Brano fornito -
+--

Riprendendo l'argomento, Agostino e Adeodato, dopo un tortuoso percorso dialettico, giungono alla conclusione che il rimando dalle parole ad altre parole, e quindi da segni a segni, non permetterebbe affatto alcun tipo di comprensione se non vi fosse ad un certo punto un rimando a ciò che i segni significano, cioè al significato.

Ora, "le cose significate devono essere di maggior valore dei segni. Ciò che esiste in funzione di altro è necessariamente di valore inferiore rispetto a ciò per cui è". Su questo punto si accende nuovamente una discussione, ma la conclusione alla fine è chiara: "l'uso delle parole è più importante delle parole: le parole infatti esistono per essere usate e le usiamo per insegnare. (...) Ciò che viene insegnato vale assai più delle parole con cui viene insegnato". La conoscenza dei significati è più importante dei segni.

+--

Compito 1 -
Secondo il brano su Agostino e Adeodato, quale conoscenza è più importante dei segni?

Estratti dell'elenco -
+--

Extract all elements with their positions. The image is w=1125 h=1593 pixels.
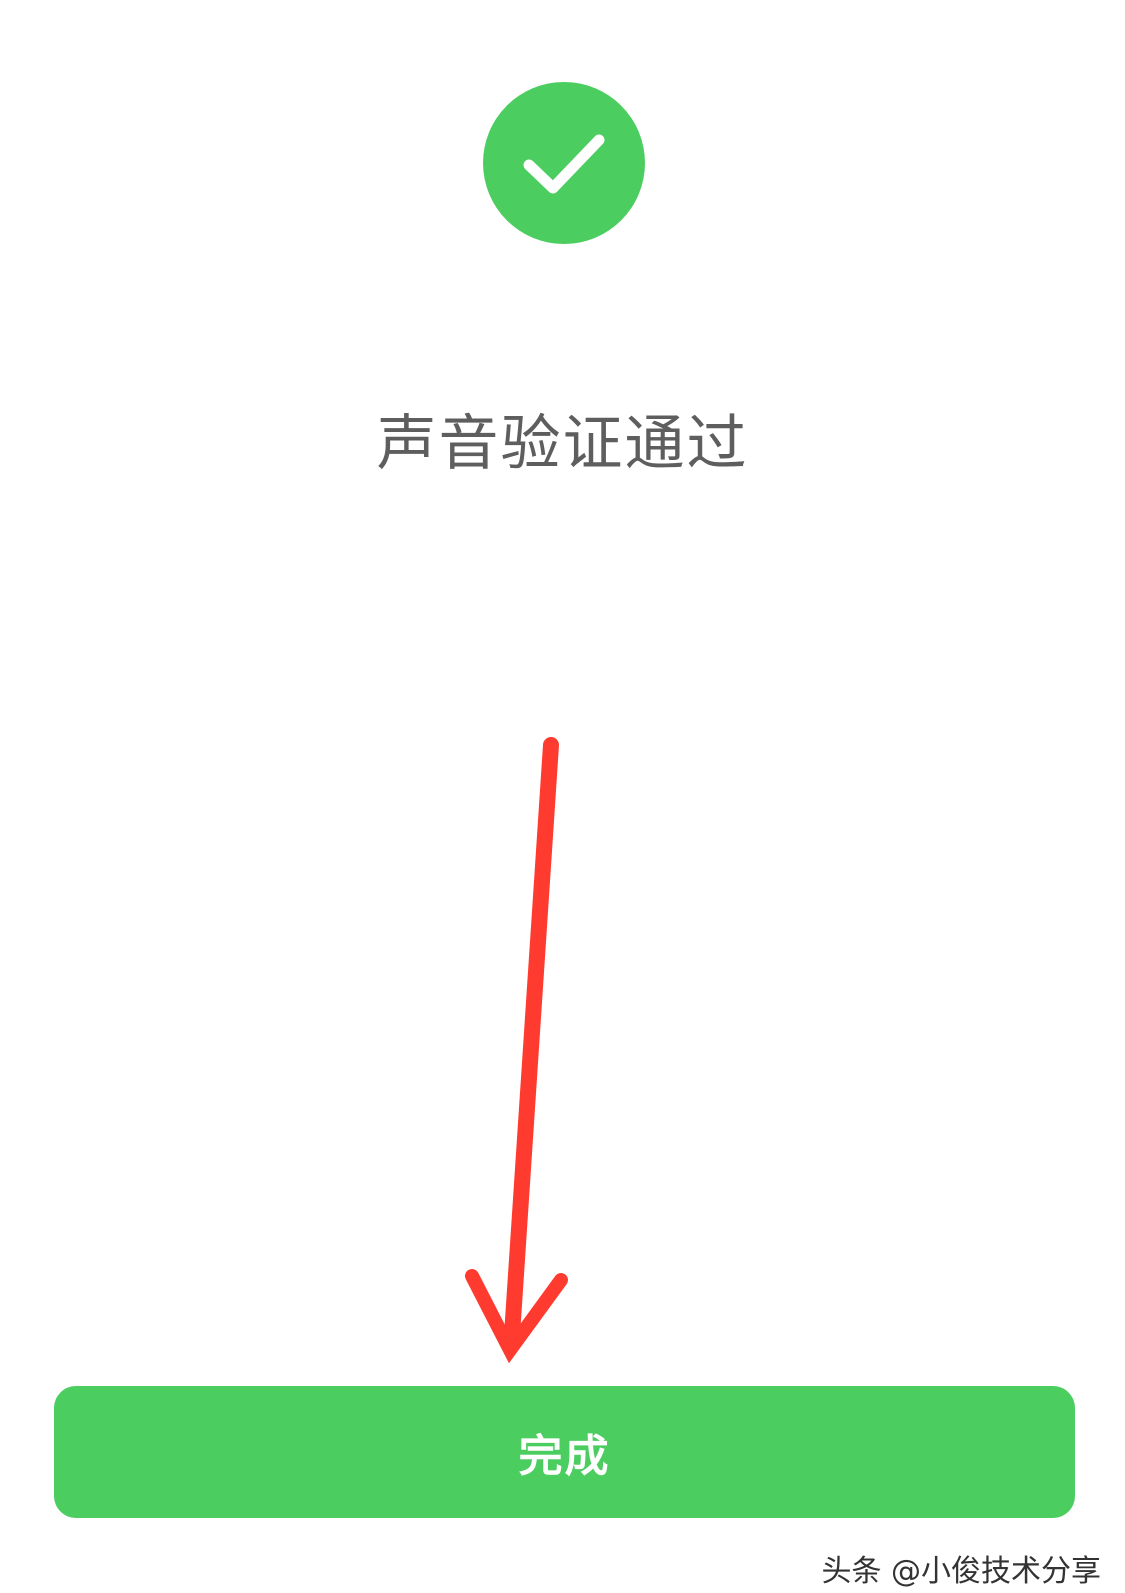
success-checkmark-icon [483,82,645,244]
verification-status-text: 声音验证通过 [376,409,749,479]
done-button[interactable]: 完成 [54,1386,1075,1518]
watermark-text: 头条 @小俊技术分享 [821,1554,1101,1589]
checkmark-icon [523,134,605,194]
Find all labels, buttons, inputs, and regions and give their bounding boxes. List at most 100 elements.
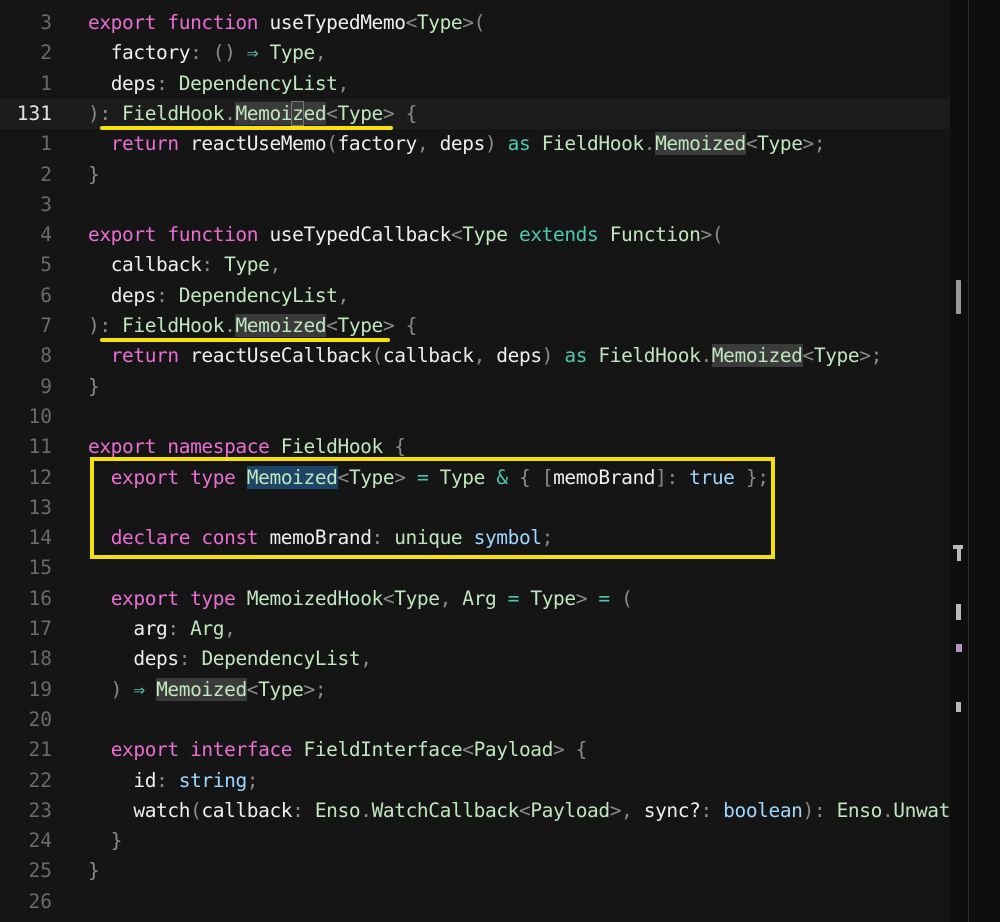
code-token: Type	[757, 132, 803, 156]
code-token: Memoi	[235, 101, 293, 125]
code-token: Type	[394, 586, 440, 610]
code-text: export interface FieldInterface<Payload>…	[88, 735, 588, 765]
code-line[interactable]: 10	[0, 402, 950, 432]
code-token: ,	[269, 253, 281, 277]
code-token: <	[745, 132, 758, 156]
code-token: <	[326, 101, 338, 125]
code-token: Memoized	[711, 344, 803, 368]
code-line[interactable]: 3 export function useTypedMemo<Type>(	[0, 8, 950, 38]
code-token: .	[881, 798, 894, 822]
code-token: .	[224, 314, 236, 337]
code-line[interactable]: 6 deps: DependencyList,	[0, 281, 950, 311]
line-number: 15	[28, 556, 52, 580]
code-token: interface	[190, 738, 293, 762]
code-line[interactable]: 5 callback: Type,	[0, 250, 950, 280]
code-token: =	[598, 586, 610, 610]
code-token: deps	[110, 283, 157, 307]
code-token: DependencyList	[178, 283, 338, 307]
code-token: .	[360, 798, 372, 822]
code-token: ,	[360, 647, 372, 671]
code-line[interactable]: 17 arg: Arg,	[0, 614, 950, 644]
code-token: FieldHook	[541, 132, 644, 156]
code-line[interactable]: 19 ) ⇒ Memoized<Type>;	[0, 675, 950, 705]
code-token: <	[450, 223, 463, 247]
code-token: ⇒	[246, 41, 259, 65]
code-token: >;	[802, 132, 826, 156]
code-text: export type MemoizedHook<Type, Arg = Typ…	[88, 584, 633, 614]
code-token: FieldInterface	[303, 738, 463, 762]
minimap-mark	[956, 702, 961, 712]
code-text: arg: Arg,	[88, 614, 236, 644]
code-text: factory: () ⇒ Type,	[88, 38, 327, 68]
code-text: deps: DependencyList,	[88, 644, 372, 674]
code-token: callback	[201, 798, 293, 822]
code-token: DependencyList	[201, 647, 361, 671]
code-token: Type	[224, 253, 270, 277]
code-token: useTypedCallback	[269, 223, 451, 247]
code-line[interactable]: 1 return reactUseMemo(factory, deps) as …	[0, 129, 950, 159]
line-number: 26	[28, 889, 52, 913]
code-line[interactable]: 1 deps: DependencyList,	[0, 69, 950, 99]
code-token: :	[156, 71, 179, 95]
minimap-panel[interactable]	[950, 0, 1000, 922]
code-line[interactable]: 4 export function useTypedCallback<Type e…	[0, 220, 950, 250]
code-line[interactable]: 131): FieldHook.Memoized<Type> {	[0, 98, 950, 129]
code-line[interactable]: 2 factory: () ⇒ Type,	[0, 38, 950, 68]
minimap-mark	[956, 604, 961, 620]
line-number: 1	[40, 71, 52, 95]
code-token: deps	[133, 647, 179, 671]
code-line[interactable]: 26	[0, 887, 950, 917]
line-number: 25	[28, 859, 52, 883]
line-number: 3	[40, 192, 52, 216]
code-token: > {	[382, 101, 417, 125]
code-line[interactable]: 24 }	[0, 826, 950, 856]
code-token: sync?	[643, 798, 701, 822]
code-text: watch(callback: Enso.WatchCallback<Paylo…	[88, 796, 973, 826]
code-text: }	[88, 826, 123, 856]
code-line[interactable]: 3	[0, 190, 950, 220]
code-line[interactable]: 16 export type MemoizedHook<Type, Arg = …	[0, 584, 950, 614]
code-token: )	[88, 677, 134, 701]
code-token: Type	[530, 586, 576, 610]
code-line[interactable]: 2}	[0, 160, 950, 190]
annotation-underline-2	[100, 338, 390, 342]
code-line[interactable]: 22 id: string;	[0, 766, 950, 796]
code-token: function	[167, 11, 259, 34]
code-token: }	[88, 374, 100, 398]
code-line[interactable]: 23 watch(callback: Enso.WatchCallback<Pa…	[0, 796, 974, 826]
scrollbar-thumb[interactable]	[956, 280, 961, 314]
code-line[interactable]: 21 export interface FieldInterface<Paylo…	[0, 735, 950, 765]
line-number: 19	[28, 677, 52, 701]
line-number: 6	[40, 283, 52, 307]
code-token: Type	[258, 677, 304, 701]
code-token: DependencyList	[178, 71, 338, 95]
line-number: 5	[40, 253, 52, 277]
code-token: > {	[552, 738, 588, 762]
code-token: >(	[700, 223, 724, 247]
code-token: <	[382, 586, 395, 610]
code-token: Enso	[314, 798, 361, 822]
code-token: >;	[303, 677, 327, 701]
line-number: 24	[28, 829, 52, 853]
code-line[interactable]: 9}	[0, 372, 950, 402]
code-line[interactable]: 20	[0, 705, 950, 735]
code-token: <	[246, 677, 259, 701]
code-line[interactable]: 8 return reactUseCallback(callback, deps…	[0, 341, 950, 371]
code-token: ;	[246, 768, 259, 792]
code-line[interactable]: 25}	[0, 856, 950, 886]
code-token: Payload	[530, 798, 610, 822]
code-line[interactable]: 7): FieldHook.Memoized<Type> {	[0, 311, 950, 341]
code-line[interactable]: 18 deps: DependencyList,	[0, 644, 950, 674]
code-text: callback: Type,	[88, 250, 282, 280]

+--

Compito 2 -
Estrai dall'elenco le righe comprese tra quella che contiene "132, 803, 156]" e quella che contiene "798, 894, 822]", incluse entrambe, e riportale senza alcuna modifica.

Risposta 1 -
La conoscenza dei significati.

Risposta 2 -
code-token: Type	[757, 132, 803, 156]
code-token: Memoi	[235, 101, 293, 125]
code-token: Type	[394, 586, 440, 610]
code-text: export interface FieldInterface<Payload>…	[88, 735, 588, 765]
code-line[interactable]: 10	[0, 402, 950, 432]
code-token: ,	[269, 253, 281, 277]
code-token: <	[745, 132, 758, 156]
code-token: <	[326, 101, 338, 125]
code-token: Memoized	[711, 344, 803, 368]
code-line[interactable]: 3 export function useTypedMemo<Type>(	[0, 8, 950, 38]
code-token: .	[881, 798, 894, 822]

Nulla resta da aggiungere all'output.